### WHAT THE TASK ASKS
Write the data out again in full, with no departure from the original.

### TASK INPUTS
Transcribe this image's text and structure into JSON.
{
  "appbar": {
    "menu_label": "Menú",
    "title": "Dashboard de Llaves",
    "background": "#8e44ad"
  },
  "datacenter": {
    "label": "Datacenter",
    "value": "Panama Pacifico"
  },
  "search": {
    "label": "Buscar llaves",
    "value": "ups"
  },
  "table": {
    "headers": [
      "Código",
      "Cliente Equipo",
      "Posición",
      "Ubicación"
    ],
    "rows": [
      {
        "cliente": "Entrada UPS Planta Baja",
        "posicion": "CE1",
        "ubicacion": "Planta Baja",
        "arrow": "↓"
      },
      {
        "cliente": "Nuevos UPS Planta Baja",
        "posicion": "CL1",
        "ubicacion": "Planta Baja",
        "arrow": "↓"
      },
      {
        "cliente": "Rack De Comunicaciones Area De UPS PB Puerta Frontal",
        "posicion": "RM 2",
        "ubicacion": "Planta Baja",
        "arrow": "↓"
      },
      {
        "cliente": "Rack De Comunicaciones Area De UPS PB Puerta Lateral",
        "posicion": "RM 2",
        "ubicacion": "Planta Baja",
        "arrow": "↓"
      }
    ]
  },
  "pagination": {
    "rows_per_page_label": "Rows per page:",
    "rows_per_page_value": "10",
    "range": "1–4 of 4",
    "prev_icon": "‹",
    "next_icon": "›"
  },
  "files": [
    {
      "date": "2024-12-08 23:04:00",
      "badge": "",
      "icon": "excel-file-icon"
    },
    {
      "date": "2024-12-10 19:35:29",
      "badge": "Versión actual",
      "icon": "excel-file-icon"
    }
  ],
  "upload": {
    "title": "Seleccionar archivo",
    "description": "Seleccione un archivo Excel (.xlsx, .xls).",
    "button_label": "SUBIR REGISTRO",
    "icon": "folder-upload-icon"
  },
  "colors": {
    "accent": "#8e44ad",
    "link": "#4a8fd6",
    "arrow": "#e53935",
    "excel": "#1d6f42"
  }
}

### THE COMPLETED TASK
Transcribe this image's text and structure into JSON.
{
  "appbar": {
    "menu_label": "Menú",
    "title": "Dashboard de Llaves",
    "background": "#8e44ad"
  },
  "datacenter": {
    "label": "Datacenter",
    "value": "Panama Pacifico"
  },
  "search": {
    "label": "Buscar llaves",
    "value": "ups"
  },
  "table": {
    "headers": [
      "Código",
      "Cliente Equipo",
      "Posición",
      "Ubicación"
    ],
    "rows": [
      {
        "cliente": "Entrada UPS Planta Baja",
        "posicion": "CE1",
        "ubicacion": "Planta Baja",
        "arrow": "↓"
      },
      {
        "cliente": "Nuevos UPS Planta Baja",
        "posicion": "CL1",
        "ubicacion": "Planta Baja",
        "arrow": "↓"
      },
      {
        "cliente": "Rack De Comunicaciones Area De UPS PB Puerta Frontal",
        "posicion": "RM 2",
        "ubicacion": "Planta Baja",
        "arrow": "↓"
      },
      {
        "cliente": "Rack De Comunicaciones Area De UPS PB Puerta Lateral",
        "posicion": "RM 2",
        "ubicacion": "Planta Baja",
        "arrow": "↓"
      }
    ]
  },
  "pagination": {
    "rows_per_page_label": "Rows per page:",
    "rows_per_page_value": "10",
    "range": "1–4 of 4",
    "prev_icon": "‹",
    "next_icon": "›"
  },
  "files": [
    {
      "date": "2024-12-08 23:04:00",
      "badge": "",
      "icon": "excel-file-icon"
    },
    {
      "date": "2024-12-10 19:35:29",
      "badge": "Versión actual",
      "icon": "excel-file-icon"
    }
  ],
  "upload": {
    "title": "Seleccionar archivo",
    "description": "Seleccione un archivo Excel (.xlsx, .xls).",
    "button_label": "SUBIR REGISTRO",
    "icon": "folder-upload-icon"
  },
  "colors": {
    "accent": "#8e44ad",
    "link": "#4a8fd6",
    "arrow": "#e53935",
    "excel": "#1d6f42"
  }
}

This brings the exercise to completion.